Stored data
• • • • • • •
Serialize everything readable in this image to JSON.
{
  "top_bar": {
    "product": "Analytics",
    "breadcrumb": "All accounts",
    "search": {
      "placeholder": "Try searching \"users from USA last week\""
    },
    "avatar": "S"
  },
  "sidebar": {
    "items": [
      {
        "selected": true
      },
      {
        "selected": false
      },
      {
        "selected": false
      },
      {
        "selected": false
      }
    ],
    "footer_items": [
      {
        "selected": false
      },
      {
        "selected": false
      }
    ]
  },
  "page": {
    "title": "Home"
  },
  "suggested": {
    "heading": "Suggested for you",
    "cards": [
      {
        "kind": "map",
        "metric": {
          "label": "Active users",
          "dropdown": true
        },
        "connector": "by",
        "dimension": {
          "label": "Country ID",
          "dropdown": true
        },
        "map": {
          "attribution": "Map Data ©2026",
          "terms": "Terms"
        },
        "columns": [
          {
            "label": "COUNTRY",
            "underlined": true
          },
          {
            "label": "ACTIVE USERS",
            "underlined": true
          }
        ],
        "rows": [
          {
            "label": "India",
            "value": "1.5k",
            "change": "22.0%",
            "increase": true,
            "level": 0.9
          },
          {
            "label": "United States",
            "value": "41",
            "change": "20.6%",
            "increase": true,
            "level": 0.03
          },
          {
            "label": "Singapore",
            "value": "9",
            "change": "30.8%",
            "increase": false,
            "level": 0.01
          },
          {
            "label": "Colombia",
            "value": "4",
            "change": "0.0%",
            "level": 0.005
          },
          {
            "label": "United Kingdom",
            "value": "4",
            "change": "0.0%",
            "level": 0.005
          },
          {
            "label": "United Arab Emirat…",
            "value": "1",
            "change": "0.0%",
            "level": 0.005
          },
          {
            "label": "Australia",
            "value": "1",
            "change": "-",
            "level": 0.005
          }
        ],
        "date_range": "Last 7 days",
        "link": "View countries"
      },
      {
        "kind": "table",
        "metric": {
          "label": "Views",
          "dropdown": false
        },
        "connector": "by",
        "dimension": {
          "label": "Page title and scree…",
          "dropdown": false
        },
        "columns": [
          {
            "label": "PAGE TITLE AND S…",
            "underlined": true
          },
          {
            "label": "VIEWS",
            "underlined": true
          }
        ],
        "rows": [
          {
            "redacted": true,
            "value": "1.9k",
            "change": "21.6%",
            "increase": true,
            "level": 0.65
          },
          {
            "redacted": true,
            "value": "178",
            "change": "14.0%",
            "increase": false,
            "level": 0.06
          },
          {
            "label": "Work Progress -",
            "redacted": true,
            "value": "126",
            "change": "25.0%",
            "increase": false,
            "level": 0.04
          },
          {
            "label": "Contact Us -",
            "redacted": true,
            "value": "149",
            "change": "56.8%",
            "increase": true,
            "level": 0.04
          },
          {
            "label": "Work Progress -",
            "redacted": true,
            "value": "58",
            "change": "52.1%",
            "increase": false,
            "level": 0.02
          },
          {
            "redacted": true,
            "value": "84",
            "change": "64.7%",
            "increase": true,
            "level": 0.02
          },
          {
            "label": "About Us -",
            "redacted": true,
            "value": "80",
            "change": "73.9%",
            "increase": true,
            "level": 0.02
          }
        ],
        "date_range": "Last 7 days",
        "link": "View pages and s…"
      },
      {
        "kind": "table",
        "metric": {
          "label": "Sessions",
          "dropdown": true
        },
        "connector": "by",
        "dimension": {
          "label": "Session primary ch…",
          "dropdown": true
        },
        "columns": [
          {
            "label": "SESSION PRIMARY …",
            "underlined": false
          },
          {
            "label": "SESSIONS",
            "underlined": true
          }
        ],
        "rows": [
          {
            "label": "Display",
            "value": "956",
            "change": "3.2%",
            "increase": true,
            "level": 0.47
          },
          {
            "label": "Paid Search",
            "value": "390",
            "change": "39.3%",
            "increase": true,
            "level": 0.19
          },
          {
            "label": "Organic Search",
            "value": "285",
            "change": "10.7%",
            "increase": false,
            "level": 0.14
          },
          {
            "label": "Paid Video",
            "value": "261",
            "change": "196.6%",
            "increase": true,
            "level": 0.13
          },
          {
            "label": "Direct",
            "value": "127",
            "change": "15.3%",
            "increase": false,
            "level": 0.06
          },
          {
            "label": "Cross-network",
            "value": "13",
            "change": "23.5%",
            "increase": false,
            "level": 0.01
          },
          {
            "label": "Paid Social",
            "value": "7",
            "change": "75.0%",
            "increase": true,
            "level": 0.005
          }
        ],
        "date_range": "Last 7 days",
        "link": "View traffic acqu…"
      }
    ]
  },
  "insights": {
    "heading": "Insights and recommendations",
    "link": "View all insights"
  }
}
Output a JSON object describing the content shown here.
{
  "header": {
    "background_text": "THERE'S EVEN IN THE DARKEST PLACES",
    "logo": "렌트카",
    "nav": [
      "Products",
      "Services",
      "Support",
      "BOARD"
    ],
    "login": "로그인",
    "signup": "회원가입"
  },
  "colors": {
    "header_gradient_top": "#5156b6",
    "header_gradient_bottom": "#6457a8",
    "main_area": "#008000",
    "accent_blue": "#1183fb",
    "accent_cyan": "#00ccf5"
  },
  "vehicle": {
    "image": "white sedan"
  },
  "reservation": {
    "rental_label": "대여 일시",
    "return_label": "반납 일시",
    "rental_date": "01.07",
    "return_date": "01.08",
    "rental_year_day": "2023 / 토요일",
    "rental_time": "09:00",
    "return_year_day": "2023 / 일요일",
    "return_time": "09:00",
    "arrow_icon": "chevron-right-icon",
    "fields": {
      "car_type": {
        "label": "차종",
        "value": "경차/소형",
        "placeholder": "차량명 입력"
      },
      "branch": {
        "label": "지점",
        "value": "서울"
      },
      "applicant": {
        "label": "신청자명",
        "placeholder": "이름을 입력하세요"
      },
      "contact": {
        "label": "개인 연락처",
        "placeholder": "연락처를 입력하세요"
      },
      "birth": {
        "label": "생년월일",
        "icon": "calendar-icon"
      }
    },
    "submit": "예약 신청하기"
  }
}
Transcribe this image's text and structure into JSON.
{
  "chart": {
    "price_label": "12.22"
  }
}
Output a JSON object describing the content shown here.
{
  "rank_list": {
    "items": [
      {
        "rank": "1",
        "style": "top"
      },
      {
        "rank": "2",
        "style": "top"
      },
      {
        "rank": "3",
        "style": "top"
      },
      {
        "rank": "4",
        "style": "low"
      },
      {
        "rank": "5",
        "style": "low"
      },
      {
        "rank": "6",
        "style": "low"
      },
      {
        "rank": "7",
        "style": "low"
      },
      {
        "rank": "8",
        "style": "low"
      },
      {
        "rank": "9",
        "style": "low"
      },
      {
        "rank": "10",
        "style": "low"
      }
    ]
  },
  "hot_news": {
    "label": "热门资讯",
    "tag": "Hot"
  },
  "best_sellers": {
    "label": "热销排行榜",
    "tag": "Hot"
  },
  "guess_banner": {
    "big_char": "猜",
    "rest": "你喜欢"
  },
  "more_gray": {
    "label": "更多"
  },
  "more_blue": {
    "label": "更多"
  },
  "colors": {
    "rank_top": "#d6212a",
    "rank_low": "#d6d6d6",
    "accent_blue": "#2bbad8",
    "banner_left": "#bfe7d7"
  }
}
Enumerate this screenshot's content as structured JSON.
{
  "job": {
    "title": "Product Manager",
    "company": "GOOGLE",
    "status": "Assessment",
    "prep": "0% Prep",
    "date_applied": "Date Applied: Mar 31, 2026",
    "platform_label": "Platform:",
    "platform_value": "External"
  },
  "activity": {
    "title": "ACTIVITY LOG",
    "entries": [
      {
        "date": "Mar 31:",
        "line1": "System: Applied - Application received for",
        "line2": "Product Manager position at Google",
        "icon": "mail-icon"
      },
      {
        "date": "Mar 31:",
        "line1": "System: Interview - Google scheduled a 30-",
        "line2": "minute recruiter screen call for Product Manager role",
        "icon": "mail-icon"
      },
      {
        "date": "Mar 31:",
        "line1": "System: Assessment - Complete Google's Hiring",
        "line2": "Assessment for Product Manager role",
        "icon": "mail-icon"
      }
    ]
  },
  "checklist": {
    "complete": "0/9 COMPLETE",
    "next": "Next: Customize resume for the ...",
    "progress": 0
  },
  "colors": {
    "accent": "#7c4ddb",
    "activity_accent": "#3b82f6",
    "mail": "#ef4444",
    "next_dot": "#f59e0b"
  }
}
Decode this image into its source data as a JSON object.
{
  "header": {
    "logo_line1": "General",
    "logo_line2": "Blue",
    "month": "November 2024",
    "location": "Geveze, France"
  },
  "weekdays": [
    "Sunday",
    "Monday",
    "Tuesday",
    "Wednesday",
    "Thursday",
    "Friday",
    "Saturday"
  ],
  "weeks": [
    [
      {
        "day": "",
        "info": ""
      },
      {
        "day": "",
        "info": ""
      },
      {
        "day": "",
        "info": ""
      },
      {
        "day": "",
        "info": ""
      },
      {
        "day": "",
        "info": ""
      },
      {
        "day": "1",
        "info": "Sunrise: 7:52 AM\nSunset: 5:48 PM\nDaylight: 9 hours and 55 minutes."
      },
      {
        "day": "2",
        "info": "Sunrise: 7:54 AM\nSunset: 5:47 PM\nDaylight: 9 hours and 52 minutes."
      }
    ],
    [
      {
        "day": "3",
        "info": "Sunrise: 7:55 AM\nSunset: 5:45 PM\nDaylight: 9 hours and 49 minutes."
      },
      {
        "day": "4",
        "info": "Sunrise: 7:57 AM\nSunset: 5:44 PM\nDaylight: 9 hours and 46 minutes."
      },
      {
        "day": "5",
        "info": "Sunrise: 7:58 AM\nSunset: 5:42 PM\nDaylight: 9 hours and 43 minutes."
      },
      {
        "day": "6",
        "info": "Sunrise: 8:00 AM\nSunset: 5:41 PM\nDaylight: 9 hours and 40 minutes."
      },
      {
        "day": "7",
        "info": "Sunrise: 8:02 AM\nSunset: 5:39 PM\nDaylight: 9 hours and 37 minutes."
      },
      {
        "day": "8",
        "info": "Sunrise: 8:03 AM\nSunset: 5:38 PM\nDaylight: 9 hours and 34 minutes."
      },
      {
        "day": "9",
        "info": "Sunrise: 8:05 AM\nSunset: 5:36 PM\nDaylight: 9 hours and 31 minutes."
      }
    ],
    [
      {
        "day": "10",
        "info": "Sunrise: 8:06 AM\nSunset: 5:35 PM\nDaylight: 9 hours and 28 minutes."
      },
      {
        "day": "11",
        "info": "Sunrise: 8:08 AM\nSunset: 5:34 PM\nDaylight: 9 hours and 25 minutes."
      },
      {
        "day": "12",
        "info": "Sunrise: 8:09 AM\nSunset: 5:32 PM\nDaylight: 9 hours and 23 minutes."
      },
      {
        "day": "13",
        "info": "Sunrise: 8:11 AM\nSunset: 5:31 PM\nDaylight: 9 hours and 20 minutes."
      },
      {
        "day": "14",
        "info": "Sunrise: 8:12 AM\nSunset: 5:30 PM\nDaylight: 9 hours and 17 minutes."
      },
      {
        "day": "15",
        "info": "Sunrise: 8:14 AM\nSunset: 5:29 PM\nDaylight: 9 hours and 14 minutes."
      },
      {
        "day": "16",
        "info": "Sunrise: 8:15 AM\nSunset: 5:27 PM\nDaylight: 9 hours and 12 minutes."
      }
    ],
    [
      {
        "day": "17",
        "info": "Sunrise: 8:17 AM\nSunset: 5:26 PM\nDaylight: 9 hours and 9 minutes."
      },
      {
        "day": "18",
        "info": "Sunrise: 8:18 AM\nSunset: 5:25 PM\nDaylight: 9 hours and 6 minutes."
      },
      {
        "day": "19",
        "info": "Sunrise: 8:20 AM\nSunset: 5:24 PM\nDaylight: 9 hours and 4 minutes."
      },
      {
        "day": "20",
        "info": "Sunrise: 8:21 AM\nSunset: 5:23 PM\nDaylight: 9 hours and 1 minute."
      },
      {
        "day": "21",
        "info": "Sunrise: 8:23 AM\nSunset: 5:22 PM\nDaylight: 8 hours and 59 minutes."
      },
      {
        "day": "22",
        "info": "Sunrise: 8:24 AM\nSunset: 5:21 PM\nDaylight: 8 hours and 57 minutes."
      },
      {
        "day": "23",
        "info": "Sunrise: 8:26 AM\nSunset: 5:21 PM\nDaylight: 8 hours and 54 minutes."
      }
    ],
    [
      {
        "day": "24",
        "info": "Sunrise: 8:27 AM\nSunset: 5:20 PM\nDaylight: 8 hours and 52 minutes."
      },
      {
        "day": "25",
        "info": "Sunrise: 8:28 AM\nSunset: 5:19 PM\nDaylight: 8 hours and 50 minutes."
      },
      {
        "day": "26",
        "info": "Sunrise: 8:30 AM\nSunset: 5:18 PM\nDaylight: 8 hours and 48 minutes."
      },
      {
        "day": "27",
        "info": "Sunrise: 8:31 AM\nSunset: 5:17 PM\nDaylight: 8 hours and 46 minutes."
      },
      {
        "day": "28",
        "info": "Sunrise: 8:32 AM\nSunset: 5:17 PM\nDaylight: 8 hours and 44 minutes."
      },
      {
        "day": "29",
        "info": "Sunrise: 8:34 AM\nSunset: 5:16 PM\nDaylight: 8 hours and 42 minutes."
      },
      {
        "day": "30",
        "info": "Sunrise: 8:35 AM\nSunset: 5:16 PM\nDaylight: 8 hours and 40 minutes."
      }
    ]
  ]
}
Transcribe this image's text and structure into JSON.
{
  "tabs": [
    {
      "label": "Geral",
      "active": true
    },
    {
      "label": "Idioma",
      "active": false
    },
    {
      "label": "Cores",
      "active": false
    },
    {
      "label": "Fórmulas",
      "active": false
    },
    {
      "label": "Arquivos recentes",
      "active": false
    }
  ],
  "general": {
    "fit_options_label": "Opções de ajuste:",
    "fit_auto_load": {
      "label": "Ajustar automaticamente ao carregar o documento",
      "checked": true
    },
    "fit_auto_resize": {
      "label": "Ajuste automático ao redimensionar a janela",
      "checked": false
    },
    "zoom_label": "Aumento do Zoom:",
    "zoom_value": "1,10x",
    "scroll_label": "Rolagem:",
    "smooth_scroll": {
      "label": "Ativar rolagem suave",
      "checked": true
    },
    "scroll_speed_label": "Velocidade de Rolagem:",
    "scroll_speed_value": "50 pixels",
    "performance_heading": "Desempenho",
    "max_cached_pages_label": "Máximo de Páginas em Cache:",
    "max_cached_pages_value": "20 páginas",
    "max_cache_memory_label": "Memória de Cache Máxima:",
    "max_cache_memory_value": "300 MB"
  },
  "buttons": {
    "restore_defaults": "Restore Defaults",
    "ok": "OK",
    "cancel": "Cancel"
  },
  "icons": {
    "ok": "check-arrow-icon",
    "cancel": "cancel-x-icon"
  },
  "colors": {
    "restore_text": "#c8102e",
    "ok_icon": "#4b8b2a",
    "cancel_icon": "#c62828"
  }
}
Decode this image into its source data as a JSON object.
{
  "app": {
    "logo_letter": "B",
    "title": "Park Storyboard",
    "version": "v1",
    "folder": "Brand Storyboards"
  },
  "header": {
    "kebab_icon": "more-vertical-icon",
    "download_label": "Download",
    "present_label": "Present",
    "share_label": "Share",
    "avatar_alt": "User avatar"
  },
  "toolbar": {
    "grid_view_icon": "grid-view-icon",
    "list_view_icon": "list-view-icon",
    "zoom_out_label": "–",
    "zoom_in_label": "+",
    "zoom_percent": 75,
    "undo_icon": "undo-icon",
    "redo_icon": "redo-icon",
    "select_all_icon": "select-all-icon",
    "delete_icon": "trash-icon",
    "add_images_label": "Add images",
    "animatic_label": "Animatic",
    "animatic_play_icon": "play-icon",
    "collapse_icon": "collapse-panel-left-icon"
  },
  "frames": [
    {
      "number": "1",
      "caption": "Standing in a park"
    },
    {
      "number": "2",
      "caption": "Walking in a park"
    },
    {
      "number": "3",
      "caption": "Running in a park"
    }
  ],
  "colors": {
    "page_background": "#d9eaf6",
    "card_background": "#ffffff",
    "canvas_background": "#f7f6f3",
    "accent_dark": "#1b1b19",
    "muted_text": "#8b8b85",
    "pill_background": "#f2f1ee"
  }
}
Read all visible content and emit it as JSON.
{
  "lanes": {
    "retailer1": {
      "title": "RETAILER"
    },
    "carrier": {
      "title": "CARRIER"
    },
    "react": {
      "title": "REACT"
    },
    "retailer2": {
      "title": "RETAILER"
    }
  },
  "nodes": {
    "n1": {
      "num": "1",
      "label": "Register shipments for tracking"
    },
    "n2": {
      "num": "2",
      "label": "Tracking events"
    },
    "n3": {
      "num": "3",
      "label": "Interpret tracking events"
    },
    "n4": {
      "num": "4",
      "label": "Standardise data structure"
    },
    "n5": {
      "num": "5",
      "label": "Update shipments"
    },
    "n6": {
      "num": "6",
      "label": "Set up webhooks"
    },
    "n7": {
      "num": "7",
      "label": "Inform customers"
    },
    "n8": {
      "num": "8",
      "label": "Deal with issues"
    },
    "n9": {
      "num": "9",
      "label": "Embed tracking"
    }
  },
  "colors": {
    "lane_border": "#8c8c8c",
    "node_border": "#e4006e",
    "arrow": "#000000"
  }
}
• • • • • • •
## Requirements
Look through the lines above and collect those with the word "shipments".

## Correct response
      "label": "Register shipments for tracking"
      "label": "Update shipments"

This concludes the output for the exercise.